- [GIVEN PROBLEM]:
From the material below, list every line containing "this".

- [DATA FOR THE TASK]:
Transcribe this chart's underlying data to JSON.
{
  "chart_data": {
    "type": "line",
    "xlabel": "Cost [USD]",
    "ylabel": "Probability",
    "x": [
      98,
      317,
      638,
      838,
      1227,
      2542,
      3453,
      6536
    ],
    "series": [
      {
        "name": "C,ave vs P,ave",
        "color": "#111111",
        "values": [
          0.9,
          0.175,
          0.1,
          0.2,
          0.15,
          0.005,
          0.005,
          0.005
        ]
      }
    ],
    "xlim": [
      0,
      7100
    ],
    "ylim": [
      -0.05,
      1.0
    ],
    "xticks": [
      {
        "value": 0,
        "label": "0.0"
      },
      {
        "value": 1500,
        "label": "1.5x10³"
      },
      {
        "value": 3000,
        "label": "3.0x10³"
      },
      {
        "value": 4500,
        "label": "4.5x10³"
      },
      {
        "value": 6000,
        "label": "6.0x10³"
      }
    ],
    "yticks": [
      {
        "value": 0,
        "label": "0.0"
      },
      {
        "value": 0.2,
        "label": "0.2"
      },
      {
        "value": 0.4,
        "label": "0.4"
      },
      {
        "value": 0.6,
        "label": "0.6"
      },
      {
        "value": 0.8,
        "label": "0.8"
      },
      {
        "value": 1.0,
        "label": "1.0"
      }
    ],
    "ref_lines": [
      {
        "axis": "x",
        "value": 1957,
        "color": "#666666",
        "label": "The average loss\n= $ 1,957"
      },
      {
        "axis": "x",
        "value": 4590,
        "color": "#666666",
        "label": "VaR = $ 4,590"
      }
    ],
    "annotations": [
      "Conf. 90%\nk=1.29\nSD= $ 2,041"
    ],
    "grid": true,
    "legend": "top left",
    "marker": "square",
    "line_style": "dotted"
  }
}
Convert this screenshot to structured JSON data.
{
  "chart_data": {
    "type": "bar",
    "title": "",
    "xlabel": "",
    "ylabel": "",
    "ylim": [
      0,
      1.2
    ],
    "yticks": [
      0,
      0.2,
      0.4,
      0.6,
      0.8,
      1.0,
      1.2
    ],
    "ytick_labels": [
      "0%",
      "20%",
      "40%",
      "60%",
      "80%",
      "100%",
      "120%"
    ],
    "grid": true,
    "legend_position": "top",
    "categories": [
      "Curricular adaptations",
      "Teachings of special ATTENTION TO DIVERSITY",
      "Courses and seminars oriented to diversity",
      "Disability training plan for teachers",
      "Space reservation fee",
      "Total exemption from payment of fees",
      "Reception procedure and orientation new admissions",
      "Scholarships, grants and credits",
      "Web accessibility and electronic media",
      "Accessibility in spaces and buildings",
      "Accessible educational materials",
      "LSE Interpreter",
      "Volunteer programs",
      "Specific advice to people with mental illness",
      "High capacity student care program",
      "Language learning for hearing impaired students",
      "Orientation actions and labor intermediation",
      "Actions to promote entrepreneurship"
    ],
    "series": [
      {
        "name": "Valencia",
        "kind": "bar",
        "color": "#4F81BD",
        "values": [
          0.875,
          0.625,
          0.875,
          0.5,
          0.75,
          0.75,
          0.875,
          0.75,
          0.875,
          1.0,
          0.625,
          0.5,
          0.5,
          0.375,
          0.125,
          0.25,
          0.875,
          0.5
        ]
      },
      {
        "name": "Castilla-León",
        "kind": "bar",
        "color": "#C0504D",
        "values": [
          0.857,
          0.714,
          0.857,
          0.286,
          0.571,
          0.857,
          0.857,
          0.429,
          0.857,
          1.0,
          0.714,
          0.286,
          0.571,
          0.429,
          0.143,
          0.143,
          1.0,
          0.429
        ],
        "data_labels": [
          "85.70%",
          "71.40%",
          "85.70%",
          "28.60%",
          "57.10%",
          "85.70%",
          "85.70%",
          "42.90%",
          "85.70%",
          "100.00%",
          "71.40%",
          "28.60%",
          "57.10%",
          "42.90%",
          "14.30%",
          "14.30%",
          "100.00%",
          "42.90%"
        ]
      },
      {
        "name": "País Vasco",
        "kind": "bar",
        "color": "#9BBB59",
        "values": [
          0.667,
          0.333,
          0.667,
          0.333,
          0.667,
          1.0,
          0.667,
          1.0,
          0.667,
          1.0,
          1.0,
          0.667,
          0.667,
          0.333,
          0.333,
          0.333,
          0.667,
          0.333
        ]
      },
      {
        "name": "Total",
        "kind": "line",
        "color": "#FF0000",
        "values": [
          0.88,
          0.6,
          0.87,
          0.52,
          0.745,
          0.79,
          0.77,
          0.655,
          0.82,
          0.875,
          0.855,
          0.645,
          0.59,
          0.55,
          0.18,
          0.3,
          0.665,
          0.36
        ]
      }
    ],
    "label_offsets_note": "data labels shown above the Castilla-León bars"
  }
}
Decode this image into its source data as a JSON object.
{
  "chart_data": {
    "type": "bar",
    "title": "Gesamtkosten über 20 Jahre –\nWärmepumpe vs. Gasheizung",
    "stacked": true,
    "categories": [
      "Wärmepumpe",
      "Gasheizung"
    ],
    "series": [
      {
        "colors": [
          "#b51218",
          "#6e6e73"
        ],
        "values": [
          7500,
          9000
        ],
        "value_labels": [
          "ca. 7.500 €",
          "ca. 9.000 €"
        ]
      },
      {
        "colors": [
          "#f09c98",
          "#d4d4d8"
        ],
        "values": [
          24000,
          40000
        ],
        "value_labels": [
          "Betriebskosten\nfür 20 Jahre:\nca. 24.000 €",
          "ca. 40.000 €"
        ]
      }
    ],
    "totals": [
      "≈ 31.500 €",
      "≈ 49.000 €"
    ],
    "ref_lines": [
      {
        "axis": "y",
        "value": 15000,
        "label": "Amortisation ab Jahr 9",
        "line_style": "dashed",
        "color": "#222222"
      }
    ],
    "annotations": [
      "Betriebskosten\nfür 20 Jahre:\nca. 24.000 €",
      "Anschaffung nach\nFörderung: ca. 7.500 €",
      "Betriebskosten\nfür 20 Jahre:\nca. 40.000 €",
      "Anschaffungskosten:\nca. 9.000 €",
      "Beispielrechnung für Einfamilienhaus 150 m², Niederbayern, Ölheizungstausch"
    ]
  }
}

- [ANSWER BELOW]:
Transcribe this chart's underlying data to JSON.
Convert this screenshot to structured JSON data.
Decode this image into its source data as a JSON object.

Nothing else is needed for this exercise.